# [Task to carry out]
Output the records exactly as they appear, with no pictures included.

# [Information given]

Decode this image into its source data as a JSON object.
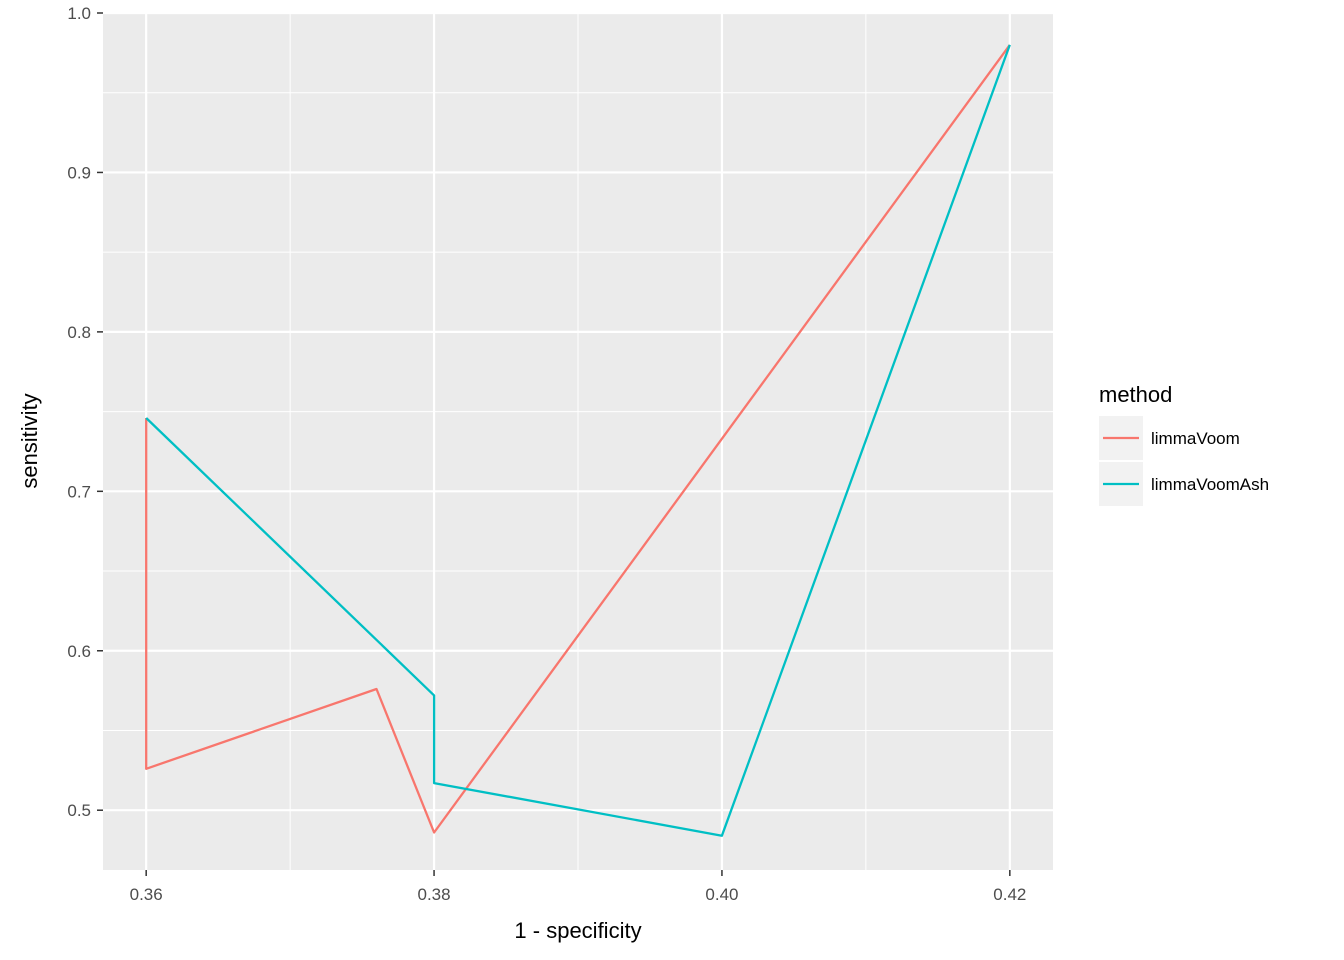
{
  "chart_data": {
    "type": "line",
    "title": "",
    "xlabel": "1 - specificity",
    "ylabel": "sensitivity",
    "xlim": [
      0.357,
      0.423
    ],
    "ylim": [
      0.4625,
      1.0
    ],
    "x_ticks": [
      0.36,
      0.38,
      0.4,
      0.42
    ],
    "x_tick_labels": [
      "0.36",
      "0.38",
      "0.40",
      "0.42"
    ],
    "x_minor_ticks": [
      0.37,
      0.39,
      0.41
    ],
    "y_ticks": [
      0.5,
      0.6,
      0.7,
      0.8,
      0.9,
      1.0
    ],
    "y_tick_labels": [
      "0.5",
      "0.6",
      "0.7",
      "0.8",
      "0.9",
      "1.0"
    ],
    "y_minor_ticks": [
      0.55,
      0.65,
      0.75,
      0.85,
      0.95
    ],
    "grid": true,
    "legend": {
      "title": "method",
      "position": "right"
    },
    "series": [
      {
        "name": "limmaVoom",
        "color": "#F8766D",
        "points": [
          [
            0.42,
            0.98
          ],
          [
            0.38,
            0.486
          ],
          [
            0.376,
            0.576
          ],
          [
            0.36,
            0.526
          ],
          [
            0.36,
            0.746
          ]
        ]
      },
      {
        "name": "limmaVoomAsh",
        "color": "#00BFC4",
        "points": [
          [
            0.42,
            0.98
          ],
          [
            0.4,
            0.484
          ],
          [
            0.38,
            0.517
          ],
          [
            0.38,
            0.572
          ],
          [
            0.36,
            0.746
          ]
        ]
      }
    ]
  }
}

# [Exercise result]
Decode this image into its source data as a JSON object.
{
  "chart_data": {
    "type": "line",
    "title": "",
    "xlabel": "1 - specificity",
    "ylabel": "sensitivity",
    "xlim": [
      0.357,
      0.423
    ],
    "ylim": [
      0.4625,
      1.0
    ],
    "x_ticks": [
      0.36,
      0.38,
      0.4,
      0.42
    ],
    "x_tick_labels": [
      "0.36",
      "0.38",
      "0.40",
      "0.42"
    ],
    "x_minor_ticks": [
      0.37,
      0.39,
      0.41
    ],
    "y_ticks": [
      0.5,
      0.6,
      0.7,
      0.8,
      0.9,
      1.0
    ],
    "y_tick_labels": [
      "0.5",
      "0.6",
      "0.7",
      "0.8",
      "0.9",
      "1.0"
    ],
    "y_minor_ticks": [
      0.55,
      0.65,
      0.75,
      0.85,
      0.95
    ],
    "grid": true,
    "legend": {
      "title": "method",
      "position": "right"
    },
    "series": [
      {
        "name": "limmaVoom",
        "color": "#F8766D",
        "points": [
          [
            0.42,
            0.98
          ],
          [
            0.38,
            0.486
          ],
          [
            0.376,
            0.576
          ],
          [
            0.36,
            0.526
          ],
          [
            0.36,
            0.746
          ]
        ]
      },
      {
        "name": "limmaVoomAsh",
        "color": "#00BFC4",
        "points": [
          [
            0.42,
            0.98
          ],
          [
            0.4,
            0.484
          ],
          [
            0.38,
            0.517
          ],
          [
            0.38,
            0.572
          ],
          [
            0.36,
            0.746
          ]
        ]
      }
    ]
  }
}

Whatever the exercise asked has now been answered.